----- Rows -----

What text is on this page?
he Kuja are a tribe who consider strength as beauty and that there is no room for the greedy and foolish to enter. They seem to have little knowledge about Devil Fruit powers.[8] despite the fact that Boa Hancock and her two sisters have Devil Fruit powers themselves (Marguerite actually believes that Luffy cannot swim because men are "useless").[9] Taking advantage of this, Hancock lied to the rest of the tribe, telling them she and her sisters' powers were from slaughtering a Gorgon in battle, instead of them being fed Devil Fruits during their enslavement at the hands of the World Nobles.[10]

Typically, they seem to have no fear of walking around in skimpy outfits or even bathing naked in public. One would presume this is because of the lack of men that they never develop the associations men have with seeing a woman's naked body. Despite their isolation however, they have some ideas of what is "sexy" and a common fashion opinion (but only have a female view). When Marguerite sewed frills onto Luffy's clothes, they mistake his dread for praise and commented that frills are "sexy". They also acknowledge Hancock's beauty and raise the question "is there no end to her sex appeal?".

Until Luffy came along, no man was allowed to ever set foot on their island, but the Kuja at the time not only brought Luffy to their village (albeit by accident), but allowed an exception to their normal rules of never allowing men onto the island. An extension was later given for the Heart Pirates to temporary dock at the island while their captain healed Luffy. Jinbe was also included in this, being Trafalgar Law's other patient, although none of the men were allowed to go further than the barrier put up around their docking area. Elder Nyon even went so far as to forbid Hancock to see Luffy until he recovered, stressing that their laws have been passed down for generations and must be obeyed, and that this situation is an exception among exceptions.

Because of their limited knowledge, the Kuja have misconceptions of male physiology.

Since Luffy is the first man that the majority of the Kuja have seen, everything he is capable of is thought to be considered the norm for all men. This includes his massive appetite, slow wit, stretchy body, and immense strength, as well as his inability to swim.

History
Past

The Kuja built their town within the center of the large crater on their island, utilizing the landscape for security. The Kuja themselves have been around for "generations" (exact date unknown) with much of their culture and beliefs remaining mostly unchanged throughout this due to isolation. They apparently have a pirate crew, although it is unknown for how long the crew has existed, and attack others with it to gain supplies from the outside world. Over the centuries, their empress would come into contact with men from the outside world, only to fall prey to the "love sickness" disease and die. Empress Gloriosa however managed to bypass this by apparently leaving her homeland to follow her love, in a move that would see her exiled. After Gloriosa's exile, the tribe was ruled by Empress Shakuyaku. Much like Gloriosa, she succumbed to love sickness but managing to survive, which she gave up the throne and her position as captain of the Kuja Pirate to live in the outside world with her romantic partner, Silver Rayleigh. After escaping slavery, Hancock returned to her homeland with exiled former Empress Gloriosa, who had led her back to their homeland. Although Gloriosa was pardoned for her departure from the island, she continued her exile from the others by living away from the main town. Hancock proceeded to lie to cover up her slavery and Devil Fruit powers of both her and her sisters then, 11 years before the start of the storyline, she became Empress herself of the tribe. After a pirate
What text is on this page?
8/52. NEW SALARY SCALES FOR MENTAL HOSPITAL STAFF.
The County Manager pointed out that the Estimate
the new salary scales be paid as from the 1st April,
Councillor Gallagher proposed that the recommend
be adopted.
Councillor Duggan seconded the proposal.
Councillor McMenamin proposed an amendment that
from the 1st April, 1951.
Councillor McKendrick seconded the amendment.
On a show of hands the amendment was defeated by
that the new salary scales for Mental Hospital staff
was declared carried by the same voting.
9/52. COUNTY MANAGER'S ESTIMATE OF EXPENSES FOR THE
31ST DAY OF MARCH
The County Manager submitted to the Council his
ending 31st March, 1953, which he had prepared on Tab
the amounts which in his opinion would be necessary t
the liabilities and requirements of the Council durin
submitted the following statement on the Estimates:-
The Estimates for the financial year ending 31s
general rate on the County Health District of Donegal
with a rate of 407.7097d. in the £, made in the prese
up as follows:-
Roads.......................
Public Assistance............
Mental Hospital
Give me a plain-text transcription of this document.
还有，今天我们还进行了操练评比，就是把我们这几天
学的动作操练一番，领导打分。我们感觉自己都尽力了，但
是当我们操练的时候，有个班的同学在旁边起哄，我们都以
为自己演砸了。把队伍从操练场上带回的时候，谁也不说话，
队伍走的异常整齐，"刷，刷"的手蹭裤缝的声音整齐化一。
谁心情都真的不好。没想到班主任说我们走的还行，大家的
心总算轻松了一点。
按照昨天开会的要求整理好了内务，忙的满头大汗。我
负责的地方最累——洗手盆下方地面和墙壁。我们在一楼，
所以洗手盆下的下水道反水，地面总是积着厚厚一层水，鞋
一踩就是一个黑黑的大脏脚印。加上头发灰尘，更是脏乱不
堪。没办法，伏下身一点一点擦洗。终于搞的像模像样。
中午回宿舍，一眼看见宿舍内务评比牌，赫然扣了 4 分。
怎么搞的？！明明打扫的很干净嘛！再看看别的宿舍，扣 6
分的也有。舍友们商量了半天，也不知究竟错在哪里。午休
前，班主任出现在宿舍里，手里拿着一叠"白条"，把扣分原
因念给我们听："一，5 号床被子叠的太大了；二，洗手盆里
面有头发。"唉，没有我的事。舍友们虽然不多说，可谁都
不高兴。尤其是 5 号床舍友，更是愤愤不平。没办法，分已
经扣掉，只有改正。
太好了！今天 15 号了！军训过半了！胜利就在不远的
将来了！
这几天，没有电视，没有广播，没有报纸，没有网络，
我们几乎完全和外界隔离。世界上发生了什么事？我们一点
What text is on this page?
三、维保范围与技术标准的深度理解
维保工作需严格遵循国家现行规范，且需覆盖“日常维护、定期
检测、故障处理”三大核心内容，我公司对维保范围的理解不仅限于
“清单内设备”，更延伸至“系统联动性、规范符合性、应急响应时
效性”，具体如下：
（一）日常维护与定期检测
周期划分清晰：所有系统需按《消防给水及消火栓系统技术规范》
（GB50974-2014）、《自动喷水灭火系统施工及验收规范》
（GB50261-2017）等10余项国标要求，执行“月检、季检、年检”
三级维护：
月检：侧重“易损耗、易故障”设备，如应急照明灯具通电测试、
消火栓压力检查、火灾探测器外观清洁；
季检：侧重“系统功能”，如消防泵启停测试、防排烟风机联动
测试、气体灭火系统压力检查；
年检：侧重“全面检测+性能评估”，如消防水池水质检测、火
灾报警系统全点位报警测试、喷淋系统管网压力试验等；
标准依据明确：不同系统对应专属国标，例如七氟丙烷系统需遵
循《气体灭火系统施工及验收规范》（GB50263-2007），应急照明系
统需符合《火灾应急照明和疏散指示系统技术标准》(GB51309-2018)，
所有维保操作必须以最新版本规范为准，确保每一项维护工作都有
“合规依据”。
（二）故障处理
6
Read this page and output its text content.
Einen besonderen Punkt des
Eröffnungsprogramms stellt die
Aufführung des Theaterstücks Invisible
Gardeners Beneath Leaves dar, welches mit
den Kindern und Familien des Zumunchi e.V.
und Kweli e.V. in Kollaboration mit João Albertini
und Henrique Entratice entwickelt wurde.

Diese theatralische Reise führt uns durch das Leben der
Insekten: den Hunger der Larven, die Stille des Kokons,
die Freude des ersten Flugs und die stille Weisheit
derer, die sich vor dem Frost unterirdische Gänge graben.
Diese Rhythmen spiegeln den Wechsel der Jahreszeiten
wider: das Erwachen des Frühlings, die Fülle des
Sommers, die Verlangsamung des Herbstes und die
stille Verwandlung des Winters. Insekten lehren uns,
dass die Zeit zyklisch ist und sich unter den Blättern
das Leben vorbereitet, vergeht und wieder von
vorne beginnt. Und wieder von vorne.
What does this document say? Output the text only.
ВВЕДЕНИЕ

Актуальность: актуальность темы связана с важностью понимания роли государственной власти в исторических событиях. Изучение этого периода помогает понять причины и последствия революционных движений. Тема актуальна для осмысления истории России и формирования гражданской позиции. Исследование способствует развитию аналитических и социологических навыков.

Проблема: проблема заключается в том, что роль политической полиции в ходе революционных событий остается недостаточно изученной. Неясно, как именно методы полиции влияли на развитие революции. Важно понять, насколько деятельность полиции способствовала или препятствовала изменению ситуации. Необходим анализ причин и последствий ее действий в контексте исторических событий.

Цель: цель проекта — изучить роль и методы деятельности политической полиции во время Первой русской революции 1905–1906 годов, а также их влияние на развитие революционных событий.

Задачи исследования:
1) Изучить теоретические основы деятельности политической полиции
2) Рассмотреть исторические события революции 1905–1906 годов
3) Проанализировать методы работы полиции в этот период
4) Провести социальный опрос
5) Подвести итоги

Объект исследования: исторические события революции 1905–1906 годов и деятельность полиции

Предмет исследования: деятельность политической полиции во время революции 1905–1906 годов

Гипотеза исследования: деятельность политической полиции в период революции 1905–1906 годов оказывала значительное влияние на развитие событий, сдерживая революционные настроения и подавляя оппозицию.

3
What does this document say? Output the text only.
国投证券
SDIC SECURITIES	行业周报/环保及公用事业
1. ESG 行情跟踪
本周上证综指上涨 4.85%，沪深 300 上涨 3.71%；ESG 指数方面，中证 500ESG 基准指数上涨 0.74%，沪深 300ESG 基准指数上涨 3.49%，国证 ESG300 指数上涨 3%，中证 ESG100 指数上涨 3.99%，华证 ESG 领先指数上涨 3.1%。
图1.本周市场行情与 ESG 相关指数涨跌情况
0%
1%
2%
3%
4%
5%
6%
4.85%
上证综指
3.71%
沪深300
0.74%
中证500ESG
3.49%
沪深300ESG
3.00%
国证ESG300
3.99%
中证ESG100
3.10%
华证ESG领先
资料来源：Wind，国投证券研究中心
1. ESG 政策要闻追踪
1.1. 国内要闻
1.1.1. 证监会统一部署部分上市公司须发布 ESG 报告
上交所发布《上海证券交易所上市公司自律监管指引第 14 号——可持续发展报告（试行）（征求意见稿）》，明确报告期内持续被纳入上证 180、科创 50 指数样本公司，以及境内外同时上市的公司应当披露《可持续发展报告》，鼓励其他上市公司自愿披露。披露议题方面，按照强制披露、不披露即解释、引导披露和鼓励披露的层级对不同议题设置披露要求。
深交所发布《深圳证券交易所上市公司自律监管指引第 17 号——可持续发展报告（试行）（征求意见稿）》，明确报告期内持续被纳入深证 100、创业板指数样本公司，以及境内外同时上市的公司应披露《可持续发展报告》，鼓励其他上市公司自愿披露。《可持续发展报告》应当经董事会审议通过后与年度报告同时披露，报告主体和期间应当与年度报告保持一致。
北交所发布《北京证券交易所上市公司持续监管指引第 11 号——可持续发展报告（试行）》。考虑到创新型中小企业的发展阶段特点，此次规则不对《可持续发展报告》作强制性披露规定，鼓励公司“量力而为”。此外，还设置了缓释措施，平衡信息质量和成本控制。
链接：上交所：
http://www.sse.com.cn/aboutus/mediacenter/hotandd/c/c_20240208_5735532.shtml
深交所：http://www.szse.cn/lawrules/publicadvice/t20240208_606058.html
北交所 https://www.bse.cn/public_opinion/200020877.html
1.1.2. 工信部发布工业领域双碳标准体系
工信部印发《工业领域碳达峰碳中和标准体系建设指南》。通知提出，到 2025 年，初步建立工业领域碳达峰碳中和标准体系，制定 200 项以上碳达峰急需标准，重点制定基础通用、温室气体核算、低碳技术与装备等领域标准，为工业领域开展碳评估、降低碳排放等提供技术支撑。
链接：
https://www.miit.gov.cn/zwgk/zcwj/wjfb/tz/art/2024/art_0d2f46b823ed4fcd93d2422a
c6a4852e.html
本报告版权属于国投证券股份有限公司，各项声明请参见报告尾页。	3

-----

Exercise:
Copy out every line where the word "влияние" occurs.

Final result:
Цель: цель проекта — изучить роль и методы деятельности политической полиции во время Первой русской революции 1905–1906 годов, а также их влияние на развитие революционных событий.
Гипотеза исследования: деятельность политической полиции в период революции 1905–1906 годов оказывала значительное влияние на развитие событий, сдерживая революционные настроения и подавляя оппозицию.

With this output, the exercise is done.